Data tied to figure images
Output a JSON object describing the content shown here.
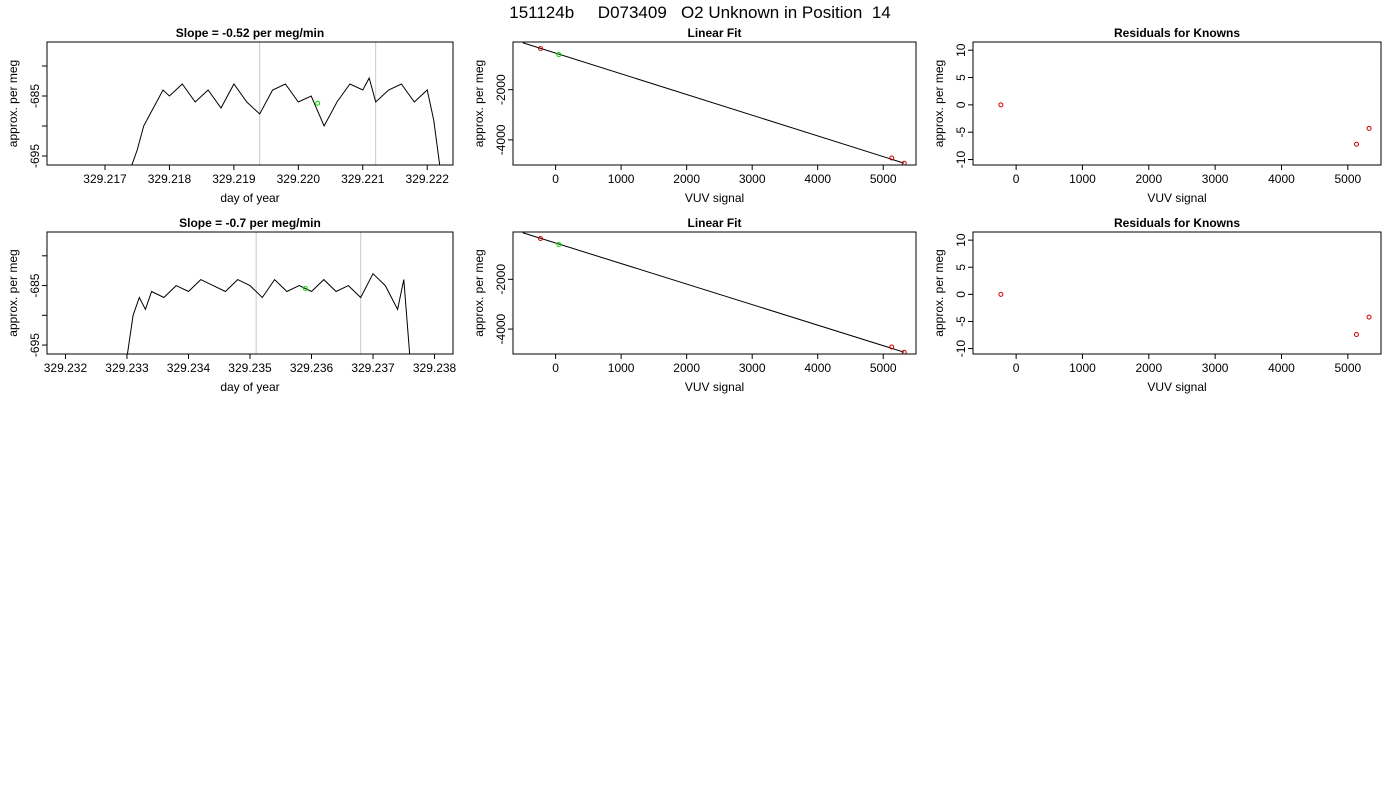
{
  "page": {
    "title": "151124b     D073409   O2 Unknown in Position  14"
  },
  "chart_data": [
    {
      "id": "ts1",
      "type": "line",
      "title": "Slope =  -0.52  per meg/min",
      "xlabel": "day of year",
      "ylabel": "approx. per meg",
      "xlim": [
        329.2161,
        329.2224
      ],
      "ylim": [
        -696.5,
        -676
      ],
      "xticks": [
        329.217,
        329.218,
        329.219,
        329.22,
        329.221,
        329.222
      ],
      "xtick_labels": [
        "329.217",
        "329.218",
        "329.219",
        "329.220",
        "329.221",
        "329.222"
      ],
      "yticks": [
        -695,
        -690,
        -685,
        -680
      ],
      "ytick_labels": [
        "-695",
        "",
        "-685",
        ""
      ],
      "vlines": [
        329.2194,
        329.2212
      ],
      "series": [
        {
          "color": "#000000",
          "x": [
            329.2174,
            329.2175,
            329.2176,
            329.2177,
            329.2178,
            329.2179,
            329.218,
            329.2182,
            329.2184,
            329.2186,
            329.2188,
            329.219,
            329.2192,
            329.2194,
            329.2196,
            329.2198,
            329.22,
            329.2202,
            329.2204,
            329.2206,
            329.2208,
            329.221,
            329.2211,
            329.2212,
            329.2214,
            329.2216,
            329.2218,
            329.222,
            329.2221,
            329.2222
          ],
          "y": [
            -697,
            -694,
            -690,
            -688,
            -686,
            -684,
            -685,
            -683,
            -686,
            -684,
            -687,
            -683,
            -686,
            -688,
            -684,
            -683,
            -686,
            -685,
            -690,
            -686,
            -683,
            -684,
            -682,
            -686,
            -684,
            -683,
            -686,
            -684,
            -689,
            -697
          ]
        }
      ],
      "points": [
        {
          "x": 329.2203,
          "y": -686.2,
          "color": "#00dd00"
        }
      ]
    },
    {
      "id": "lf1",
      "type": "scatter",
      "title": "Linear Fit",
      "xlabel": "VUV signal",
      "ylabel": "approx. per meg",
      "xlim": [
        -650,
        5500
      ],
      "ylim": [
        -5000,
        -100
      ],
      "xticks": [
        0,
        1000,
        2000,
        3000,
        4000,
        5000
      ],
      "xtick_labels": [
        "0",
        "1000",
        "2000",
        "3000",
        "4000",
        "5000"
      ],
      "yticks": [
        -4000,
        -2000
      ],
      "ytick_labels": [
        "-4000",
        "-2000"
      ],
      "line": {
        "x": [
          -500,
          5320
        ],
        "y": [
          -130,
          -4930
        ]
      },
      "points": [
        {
          "x": -230,
          "y": -360,
          "color": "#cc0000"
        },
        {
          "x": 50,
          "y": -600,
          "color": "#00dd00"
        },
        {
          "x": 5130,
          "y": -4720,
          "color": "#cc0000"
        },
        {
          "x": 5320,
          "y": -4930,
          "color": "#cc0000"
        }
      ]
    },
    {
      "id": "res1",
      "type": "scatter",
      "title": "Residuals for Knowns",
      "xlabel": "VUV signal",
      "ylabel": "approx. per meg",
      "xlim": [
        -650,
        5500
      ],
      "ylim": [
        -11,
        11.5
      ],
      "xticks": [
        0,
        1000,
        2000,
        3000,
        4000,
        5000
      ],
      "xtick_labels": [
        "0",
        "1000",
        "2000",
        "3000",
        "4000",
        "5000"
      ],
      "yticks": [
        -10,
        -5,
        0,
        5,
        10
      ],
      "ytick_labels": [
        "-10",
        "-5",
        "0",
        "5",
        "10"
      ],
      "points": [
        {
          "x": -230,
          "y": 0,
          "color": "#cc0000"
        },
        {
          "x": 5130,
          "y": -7.2,
          "color": "#cc0000"
        },
        {
          "x": 5320,
          "y": -4.3,
          "color": "#cc0000"
        }
      ]
    },
    {
      "id": "ts2",
      "type": "line",
      "title": "Slope =  -0.7  per meg/min",
      "xlabel": "day of year",
      "ylabel": "approx. per meg",
      "xlim": [
        329.2317,
        329.2383
      ],
      "ylim": [
        -696.5,
        -676
      ],
      "xticks": [
        329.232,
        329.233,
        329.234,
        329.235,
        329.236,
        329.237,
        329.238
      ],
      "xtick_labels": [
        "329.232",
        "329.233",
        "329.234",
        "329.235",
        "329.236",
        "329.237",
        "329.238"
      ],
      "yticks": [
        -695,
        -690,
        -685,
        -680
      ],
      "ytick_labels": [
        "-695",
        "",
        "-685",
        ""
      ],
      "vlines": [
        329.2351,
        329.2368
      ],
      "series": [
        {
          "color": "#000000",
          "x": [
            329.233,
            329.2331,
            329.2332,
            329.2333,
            329.2334,
            329.2336,
            329.2338,
            329.234,
            329.2342,
            329.2344,
            329.2346,
            329.2348,
            329.235,
            329.2352,
            329.2354,
            329.2356,
            329.2358,
            329.236,
            329.2362,
            329.2364,
            329.2366,
            329.2368,
            329.237,
            329.2372,
            329.2374,
            329.2375,
            329.2376
          ],
          "y": [
            -697,
            -690,
            -687,
            -689,
            -686,
            -687,
            -685,
            -686,
            -684,
            -685,
            -686,
            -684,
            -685,
            -687,
            -684,
            -686,
            -685,
            -686,
            -684,
            -686,
            -685,
            -687,
            -683,
            -685,
            -689,
            -684,
            -697
          ]
        }
      ],
      "points": [
        {
          "x": 329.2359,
          "y": -685.5,
          "color": "#00dd00"
        }
      ]
    },
    {
      "id": "lf2",
      "type": "scatter",
      "title": "Linear Fit",
      "xlabel": "VUV signal",
      "ylabel": "approx. per meg",
      "xlim": [
        -650,
        5500
      ],
      "ylim": [
        -5000,
        -100
      ],
      "xticks": [
        0,
        1000,
        2000,
        3000,
        4000,
        5000
      ],
      "xtick_labels": [
        "0",
        "1000",
        "2000",
        "3000",
        "4000",
        "5000"
      ],
      "yticks": [
        -4000,
        -2000
      ],
      "ytick_labels": [
        "-4000",
        "-2000"
      ],
      "line": {
        "x": [
          -500,
          5320
        ],
        "y": [
          -130,
          -4930
        ]
      },
      "points": [
        {
          "x": -230,
          "y": -360,
          "color": "#cc0000"
        },
        {
          "x": 50,
          "y": -600,
          "color": "#00dd00"
        },
        {
          "x": 5130,
          "y": -4720,
          "color": "#cc0000"
        },
        {
          "x": 5320,
          "y": -4930,
          "color": "#cc0000"
        }
      ]
    },
    {
      "id": "res2",
      "type": "scatter",
      "title": "Residuals for Knowns",
      "xlabel": "VUV signal",
      "ylabel": "approx. per meg",
      "xlim": [
        -650,
        5500
      ],
      "ylim": [
        -11,
        11.5
      ],
      "xticks": [
        0,
        1000,
        2000,
        3000,
        4000,
        5000
      ],
      "xtick_labels": [
        "0",
        "1000",
        "2000",
        "3000",
        "4000",
        "5000"
      ],
      "yticks": [
        -10,
        -5,
        0,
        5,
        10
      ],
      "ytick_labels": [
        "-10",
        "-5",
        "0",
        "5",
        "10"
      ],
      "points": [
        {
          "x": -230,
          "y": 0,
          "color": "#cc0000"
        },
        {
          "x": 5130,
          "y": -7.4,
          "color": "#cc0000"
        },
        {
          "x": 5320,
          "y": -4.2,
          "color": "#cc0000"
        }
      ]
    }
  ]
}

**The exercise**
Write out each entry exactly as given, but skip the pictures.

**Completed task**
Output a JSON object describing the content shown here.
{
  "page": {
    "title": "151124b     D073409   O2 Unknown in Position  14"
  },
  "chart_data": [
    {
      "id": "ts1",
      "type": "line",
      "title": "Slope =  -0.52  per meg/min",
      "xlabel": "day of year",
      "ylabel": "approx. per meg",
      "xlim": [
        329.2161,
        329.2224
      ],
      "ylim": [
        -696.5,
        -676
      ],
      "xticks": [
        329.217,
        329.218,
        329.219,
        329.22,
        329.221,
        329.222
      ],
      "xtick_labels": [
        "329.217",
        "329.218",
        "329.219",
        "329.220",
        "329.221",
        "329.222"
      ],
      "yticks": [
        -695,
        -690,
        -685,
        -680
      ],
      "ytick_labels": [
        "-695",
        "",
        "-685",
        ""
      ],
      "vlines": [
        329.2194,
        329.2212
      ],
      "series": [
        {
          "color": "#000000",
          "x": [
            329.2174,
            329.2175,
            329.2176,
            329.2177,
            329.2178,
            329.2179,
            329.218,
            329.2182,
            329.2184,
            329.2186,
            329.2188,
            329.219,
            329.2192,
            329.2194,
            329.2196,
            329.2198,
            329.22,
            329.2202,
            329.2204,
            329.2206,
            329.2208,
            329.221,
            329.2211,
            329.2212,
            329.2214,
            329.2216,
            329.2218,
            329.222,
            329.2221,
            329.2222
          ],
          "y": [
            -697,
            -694,
            -690,
            -688,
            -686,
            -684,
            -685,
            -683,
            -686,
            -684,
            -687,
            -683,
            -686,
            -688,
            -684,
            -683,
            -686,
            -685,
            -690,
            -686,
            -683,
            -684,
            -682,
            -686,
            -684,
            -683,
            -686,
            -684,
            -689,
            -697
          ]
        }
      ],
      "points": [
        {
          "x": 329.2203,
          "y": -686.2,
          "color": "#00dd00"
        }
      ]
    },
    {
      "id": "lf1",
      "type": "scatter",
      "title": "Linear Fit",
      "xlabel": "VUV signal",
      "ylabel": "approx. per meg",
      "xlim": [
        -650,
        5500
      ],
      "ylim": [
        -5000,
        -100
      ],
      "xticks": [
        0,
        1000,
        2000,
        3000,
        4000,
        5000
      ],
      "xtick_labels": [
        "0",
        "1000",
        "2000",
        "3000",
        "4000",
        "5000"
      ],
      "yticks": [
        -4000,
        -2000
      ],
      "ytick_labels": [
        "-4000",
        "-2000"
      ],
      "line": {
        "x": [
          -500,
          5320
        ],
        "y": [
          -130,
          -4930
        ]
      },
      "points": [
        {
          "x": -230,
          "y": -360,
          "color": "#cc0000"
        },
        {
          "x": 50,
          "y": -600,
          "color": "#00dd00"
        },
        {
          "x": 5130,
          "y": -4720,
          "color": "#cc0000"
        },
        {
          "x": 5320,
          "y": -4930,
          "color": "#cc0000"
        }
      ]
    },
    {
      "id": "res1",
      "type": "scatter",
      "title": "Residuals for Knowns",
      "xlabel": "VUV signal",
      "ylabel": "approx. per meg",
      "xlim": [
        -650,
        5500
      ],
      "ylim": [
        -11,
        11.5
      ],
      "xticks": [
        0,
        1000,
        2000,
        3000,
        4000,
        5000
      ],
      "xtick_labels": [
        "0",
        "1000",
        "2000",
        "3000",
        "4000",
        "5000"
      ],
      "yticks": [
        -10,
        -5,
        0,
        5,
        10
      ],
      "ytick_labels": [
        "-10",
        "-5",
        "0",
        "5",
        "10"
      ],
      "points": [
        {
          "x": -230,
          "y": 0,
          "color": "#cc0000"
        },
        {
          "x": 5130,
          "y": -7.2,
          "color": "#cc0000"
        },
        {
          "x": 5320,
          "y": -4.3,
          "color": "#cc0000"
        }
      ]
    },
    {
      "id": "ts2",
      "type": "line",
      "title": "Slope =  -0.7  per meg/min",
      "xlabel": "day of year",
      "ylabel": "approx. per meg",
      "xlim": [
        329.2317,
        329.2383
      ],
      "ylim": [
        -696.5,
        -676
      ],
      "xticks": [
        329.232,
        329.233,
        329.234,
        329.235,
        329.236,
        329.237,
        329.238
      ],
      "xtick_labels": [
        "329.232",
        "329.233",
        "329.234",
        "329.235",
        "329.236",
        "329.237",
        "329.238"
      ],
      "yticks": [
        -695,
        -690,
        -685,
        -680
      ],
      "ytick_labels": [
        "-695",
        "",
        "-685",
        ""
      ],
      "vlines": [
        329.2351,
        329.2368
      ],
      "series": [
        {
          "color": "#000000",
          "x": [
            329.233,
            329.2331,
            329.2332,
            329.2333,
            329.2334,
            329.2336,
            329.2338,
            329.234,
            329.2342,
            329.2344,
            329.2346,
            329.2348,
            329.235,
            329.2352,
            329.2354,
            329.2356,
            329.2358,
            329.236,
            329.2362,
            329.2364,
            329.2366,
            329.2368,
            329.237,
            329.2372,
            329.2374,
            329.2375,
            329.2376
          ],
          "y": [
            -697,
            -690,
            -687,
            -689,
            -686,
            -687,
            -685,
            -686,
            -684,
            -685,
            -686,
            -684,
            -685,
            -687,
            -684,
            -686,
            -685,
            -686,
            -684,
            -686,
            -685,
            -687,
            -683,
            -685,
            -689,
            -684,
            -697
          ]
        }
      ],
      "points": [
        {
          "x": 329.2359,
          "y": -685.5,
          "color": "#00dd00"
        }
      ]
    },
    {
      "id": "lf2",
      "type": "scatter",
      "title": "Linear Fit",
      "xlabel": "VUV signal",
      "ylabel": "approx. per meg",
      "xlim": [
        -650,
        5500
      ],
      "ylim": [
        -5000,
        -100
      ],
      "xticks": [
        0,
        1000,
        2000,
        3000,
        4000,
        5000
      ],
      "xtick_labels": [
        "0",
        "1000",
        "2000",
        "3000",
        "4000",
        "5000"
      ],
      "yticks": [
        -4000,
        -2000
      ],
      "ytick_labels": [
        "-4000",
        "-2000"
      ],
      "line": {
        "x": [
          -500,
          5320
        ],
        "y": [
          -130,
          -4930
        ]
      },
      "points": [
        {
          "x": -230,
          "y": -360,
          "color": "#cc0000"
        },
        {
          "x": 50,
          "y": -600,
          "color": "#00dd00"
        },
        {
          "x": 5130,
          "y": -4720,
          "color": "#cc0000"
        },
        {
          "x": 5320,
          "y": -4930,
          "color": "#cc0000"
        }
      ]
    },
    {
      "id": "res2",
      "type": "scatter",
      "title": "Residuals for Knowns",
      "xlabel": "VUV signal",
      "ylabel": "approx. per meg",
      "xlim": [
        -650,
        5500
      ],
      "ylim": [
        -11,
        11.5
      ],
      "xticks": [
        0,
        1000,
        2000,
        3000,
        4000,
        5000
      ],
      "xtick_labels": [
        "0",
        "1000",
        "2000",
        "3000",
        "4000",
        "5000"
      ],
      "yticks": [
        -10,
        -5,
        0,
        5,
        10
      ],
      "ytick_labels": [
        "-10",
        "-5",
        "0",
        "5",
        "10"
      ],
      "points": [
        {
          "x": -230,
          "y": 0,
          "color": "#cc0000"
        },
        {
          "x": 5130,
          "y": -7.4,
          "color": "#cc0000"
        },
        {
          "x": 5320,
          "y": -4.2,
          "color": "#cc0000"
        }
      ]
    }
  ]
}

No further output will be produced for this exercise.